Listings of element regions:
* Start *

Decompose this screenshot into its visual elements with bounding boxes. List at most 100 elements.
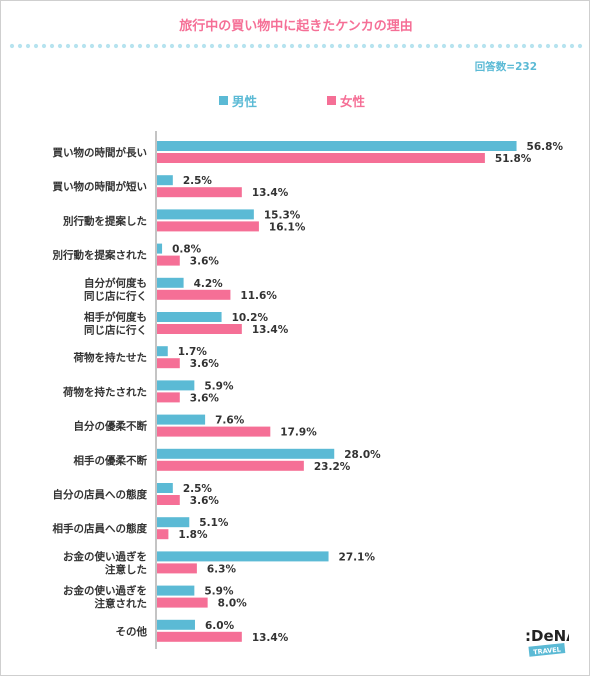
divider-dot	[449, 43, 455, 49]
bar-male	[157, 209, 254, 220]
divider-dot	[249, 43, 255, 49]
value-label-female: 3.6%	[190, 358, 220, 370]
divider-dot	[233, 43, 239, 49]
divider-dot	[369, 43, 375, 49]
value-label-male: 28.0%	[344, 449, 381, 461]
bar-female	[157, 324, 242, 334]
category-label-line: 荷物を持たされた	[62, 385, 147, 398]
value-label-male: 2.5%	[183, 175, 213, 187]
divider-dot	[353, 43, 359, 49]
category-label: 相手の優柔不断	[74, 454, 148, 467]
category-label: お金の使い過ぎを注意した	[63, 550, 147, 576]
bar-male	[157, 448, 335, 459]
value-label-male: 5.9%	[204, 586, 234, 598]
divider-dot	[577, 43, 583, 49]
divider-dot	[441, 43, 447, 49]
value-label-female: 13.4%	[252, 632, 289, 644]
divider-dot	[97, 43, 103, 49]
divider-dot	[465, 43, 471, 49]
divider-dot	[513, 43, 519, 49]
divider-dot	[489, 43, 495, 49]
divider-dot	[177, 43, 183, 49]
divider-dot	[57, 43, 63, 49]
divider-dot	[529, 43, 535, 49]
divider-dot	[257, 43, 263, 49]
divider-dot	[41, 43, 47, 49]
category-label-line: 別行動を提案された	[52, 249, 148, 262]
value-label-male: 1.7%	[178, 346, 208, 358]
category-label-line: 注意した	[105, 563, 147, 576]
divider-dot	[425, 43, 431, 49]
category-label: 買い物の時間が短い	[53, 180, 148, 193]
divider-dot	[305, 43, 311, 49]
category-label: 別行動を提案された	[52, 249, 148, 262]
category-label-line: お金の使い過ぎを	[63, 584, 147, 597]
divider-dot	[105, 43, 111, 49]
divider-dot	[201, 43, 207, 49]
divider-dot	[49, 43, 55, 49]
bar-female	[157, 153, 485, 163]
value-label-male: 56.8%	[527, 141, 564, 153]
divider-dot	[473, 43, 479, 49]
category-label-line: 荷物を持たせた	[73, 351, 148, 364]
divider-dot	[457, 43, 463, 49]
bar-male	[157, 346, 168, 357]
bar-male	[157, 243, 163, 254]
category-label-line: その他	[116, 625, 148, 638]
bar-female	[157, 221, 259, 232]
legend-swatch-male	[219, 96, 228, 105]
legend-label-male: 男性	[232, 94, 258, 109]
legend-label-female: 女性	[340, 94, 366, 109]
category-label: 自分の店員への態度	[53, 488, 148, 501]
value-label-female: 13.4%	[252, 187, 289, 199]
divider-dot	[377, 43, 383, 49]
category-label-line: 買い物の時間が短い	[53, 180, 148, 193]
value-label-female: 3.6%	[190, 495, 220, 507]
divider-dot	[569, 43, 575, 49]
legend-swatch-female	[327, 96, 336, 105]
bar-male	[157, 312, 222, 322]
divider-dot	[185, 43, 191, 49]
divider-dot	[169, 43, 175, 49]
category-label-line: お金の使い過ぎを	[63, 550, 147, 563]
dena-travel-logo: :DeNA TRAVEL	[525, 627, 569, 657]
divider-dot	[25, 43, 31, 49]
divider-dot	[161, 43, 167, 49]
value-label-female: 1.8%	[178, 529, 208, 541]
chart-title: 旅行中の買い物中に起きたケンカの理由	[179, 19, 413, 34]
divider-dot	[193, 43, 199, 49]
divider-dot	[561, 43, 567, 49]
divider-dot	[545, 43, 551, 49]
bar-male	[157, 483, 173, 493]
divider-dot	[225, 43, 231, 49]
bar-female	[157, 597, 208, 608]
value-label-female: 17.9%	[280, 427, 317, 439]
divider-dot	[9, 43, 15, 49]
divider-dot	[297, 43, 303, 49]
bar-male	[157, 380, 195, 391]
legend-item-male: 男性	[219, 91, 257, 110]
divider-dot	[345, 43, 351, 49]
divider-dot	[129, 43, 135, 49]
value-label-male: 27.1%	[339, 551, 376, 563]
category-label-line: 自分の優柔不断	[74, 420, 148, 433]
category-label: 相手の店員への態度	[53, 522, 148, 535]
bar-male	[157, 585, 195, 596]
value-label-female: 23.2%	[314, 461, 351, 473]
bar-male	[157, 277, 184, 288]
divider-dot	[17, 43, 23, 49]
category-label-line: 同じ店に行く	[84, 289, 147, 302]
value-label-female: 11.6%	[240, 290, 277, 302]
divider-dot	[145, 43, 151, 49]
bar-female	[157, 358, 180, 369]
divider-dot	[401, 43, 407, 49]
divider-dot	[33, 43, 39, 49]
divider-dot	[497, 43, 503, 49]
value-label-male: 10.2%	[232, 312, 269, 324]
bar-female	[157, 631, 242, 642]
divider-dot	[209, 43, 215, 49]
value-label-male: 7.6%	[215, 415, 245, 427]
respondent-count: 回答数=232	[474, 61, 537, 73]
legend-item-female: 女性	[327, 91, 365, 110]
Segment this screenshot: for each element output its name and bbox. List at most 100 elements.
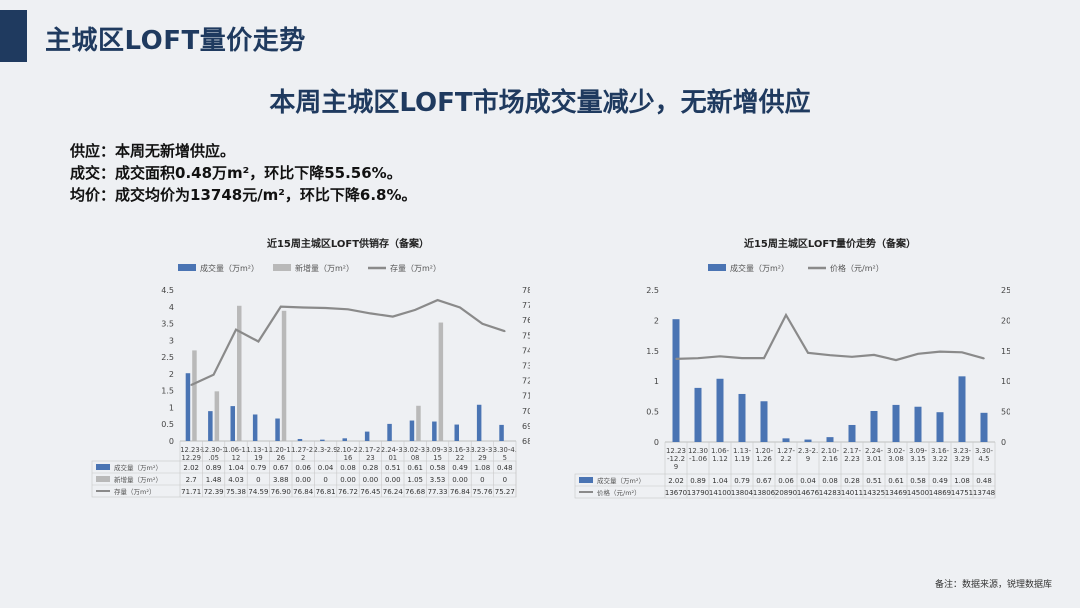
- table-cell: 0.51: [866, 477, 882, 485]
- y-left-tick-label: 2: [169, 370, 174, 379]
- y-left-tick-label: 0.5: [161, 420, 174, 429]
- footnote: 备注：数据来源，锐理数据库: [934, 580, 1052, 590]
- line-point: [895, 359, 897, 361]
- table-row-label: 新增量（万m²）: [114, 475, 162, 484]
- table-cell: 0.04: [318, 464, 334, 472]
- supply-sales-stock-chart-svg: 近15周主城区LOFT供销存（备案） 成交量（万m²） 新增量（万m²） 存量（万m²…: [91, 237, 532, 498]
- y-left-tick-label: 0: [654, 438, 659, 447]
- x-tick-label: 1.20-1.26: [755, 447, 774, 463]
- bar-transaction: [804, 439, 812, 442]
- summary-transaction: 成交：成交面积0.48万m²，环比下降55.56%。: [70, 164, 402, 182]
- table-cell: 0.79: [734, 477, 750, 485]
- chart-title: 近15周主城区LOFT量价走势（备案）: [744, 237, 916, 250]
- table-cell: 0.61: [407, 464, 423, 472]
- table-cell: 75.27: [495, 488, 515, 496]
- volume-price-chart: 近15周主城区LOFT量价走势（备案） 成交量（万m²） 价格（元/m²） 0 0.5 1…: [570, 230, 1026, 502]
- bar-transaction: [409, 420, 415, 441]
- y-right-tick-label: 0: [1001, 438, 1006, 447]
- x-tick-label: 2.17-2.23: [358, 446, 382, 462]
- table-cell: 0.58: [430, 464, 446, 472]
- line-point: [324, 307, 327, 309]
- line-point: [917, 353, 919, 355]
- y-right-tick-label: 69: [522, 422, 530, 431]
- line-point: [302, 306, 304, 309]
- table-row-label: 存量（万m²）: [114, 487, 155, 496]
- table-cell: 77.33: [428, 488, 448, 496]
- bar-transaction: [760, 401, 768, 442]
- x-tick-label: 2.24-3.01: [381, 446, 405, 462]
- x-tick-label: 3.30-4.5: [493, 446, 517, 462]
- table-cell: 3.88: [273, 476, 289, 484]
- table-cell: 14751: [951, 489, 973, 497]
- table-cell: 0: [480, 476, 484, 484]
- line-point: [414, 309, 417, 311]
- y-left-tick-label: 2.5: [646, 286, 659, 295]
- table-cell: 1.05: [407, 476, 423, 484]
- legend-label: 成交量（万m²）: [730, 263, 789, 273]
- line-point: [190, 384, 192, 386]
- y-right-tick-label: 73: [522, 362, 530, 371]
- x-tick-label: 12.30-1.05: [200, 446, 226, 462]
- bar-transaction: [230, 406, 235, 441]
- bar-transaction: [297, 438, 303, 441]
- bar-new-supply: [416, 405, 421, 441]
- bar-transaction: [870, 410, 878, 442]
- line-point: [939, 350, 941, 353]
- summary-supply: 供应：本周无新增供应。: [70, 142, 236, 160]
- table-cell: 14869: [929, 489, 951, 497]
- summary-block: 供应：本周无新增供应。 成交：成交面积0.48万m²，环比下降55.56%。 均…: [70, 140, 416, 206]
- chart-title: 近15周主城区LOFT供销存（备案）: [267, 237, 429, 250]
- line-point: [347, 308, 349, 311]
- bar-transaction: [892, 404, 900, 442]
- table-cell: 0.67: [273, 464, 289, 472]
- y-left-tick-label: 3.5: [161, 320, 174, 329]
- table-cell: 13806: [753, 489, 776, 497]
- line-point: [763, 357, 765, 359]
- y-left-tick-label: 3: [169, 336, 174, 345]
- table-cell: 0.00: [452, 476, 468, 484]
- table-cell: 1.08: [475, 464, 491, 472]
- table-cell: 14283: [819, 489, 841, 497]
- line-point: [369, 312, 372, 315]
- line-point: [257, 340, 260, 343]
- table-cell: 0: [503, 476, 507, 484]
- y-left-tick-label: 1.5: [646, 347, 659, 356]
- table-cell: 76.84: [450, 488, 471, 496]
- x-tick-label: 3.16-3.22: [448, 446, 472, 462]
- legend-swatch-bar: [708, 264, 726, 271]
- y-right-tick-label: 20000: [1001, 316, 1010, 325]
- headline: 本周主城区LOFT市场成交量减少，无新增供应: [269, 88, 811, 118]
- table-cell: 71.71: [181, 488, 201, 496]
- table-cell: 14676: [797, 489, 820, 497]
- table-cell: 75.38: [226, 488, 246, 496]
- y-right-tick-label: 71: [522, 392, 530, 401]
- table-cell: 1.48: [206, 476, 222, 484]
- line-point: [785, 314, 787, 316]
- table-cell: 14500: [907, 489, 929, 497]
- bar-transaction: [716, 378, 724, 442]
- x-tick-label: 1.27-2.2: [291, 446, 315, 462]
- table-cell: 0.67: [756, 477, 772, 485]
- table-cell: 0.00: [363, 476, 379, 484]
- x-tick-label: 3.09-3.15: [909, 447, 928, 463]
- legend-label: 价格（元/m²）: [830, 263, 884, 273]
- bar-new-supply: [281, 310, 287, 441]
- page-title: 主城区LOFT量价走势: [45, 26, 306, 56]
- table-cell: 0.89: [690, 477, 706, 485]
- table-cell: 4.03: [228, 476, 244, 484]
- y-left-tick-label: 0: [169, 437, 174, 446]
- table-row-label: 成交量（万m²）: [597, 476, 645, 485]
- table-cell: 0.08: [822, 477, 838, 485]
- bar-transaction: [694, 387, 702, 442]
- table-cell: 0.00: [340, 476, 356, 484]
- x-tick-label: 1.06-1.12: [711, 447, 730, 463]
- table-cell: 14100: [709, 489, 731, 497]
- x-tick-label: 2.24-3.01: [865, 447, 884, 463]
- table-cell: 76.45: [360, 488, 380, 496]
- table-cell: 14325: [863, 489, 885, 497]
- y-right-tick-label: 72: [522, 377, 530, 386]
- x-tick-label: 3.16-3.22: [931, 447, 950, 463]
- table-cell: 1.08: [954, 477, 970, 485]
- table-cell: 1.04: [228, 464, 244, 472]
- legend-label: 成交量（万m²）: [200, 263, 259, 273]
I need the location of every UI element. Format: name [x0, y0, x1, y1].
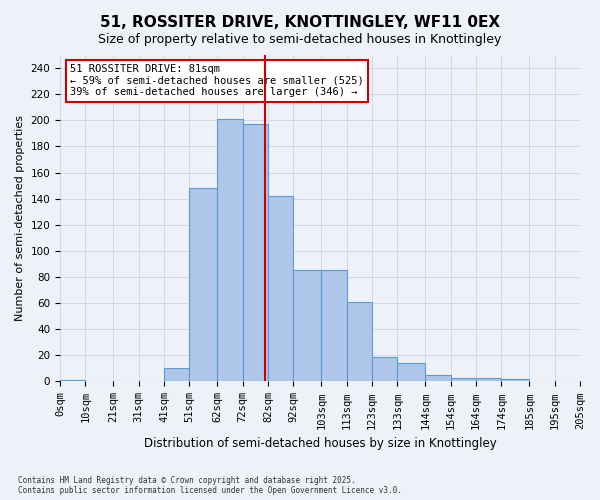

* End *

Pick out every line in the records above that contains the string "買い物の時間が短い", and copy each such line in full.

category-label: 買い物の時間が短い	[53, 180, 148, 193]
category-label-line: 買い物の時間が短い	[53, 180, 148, 193]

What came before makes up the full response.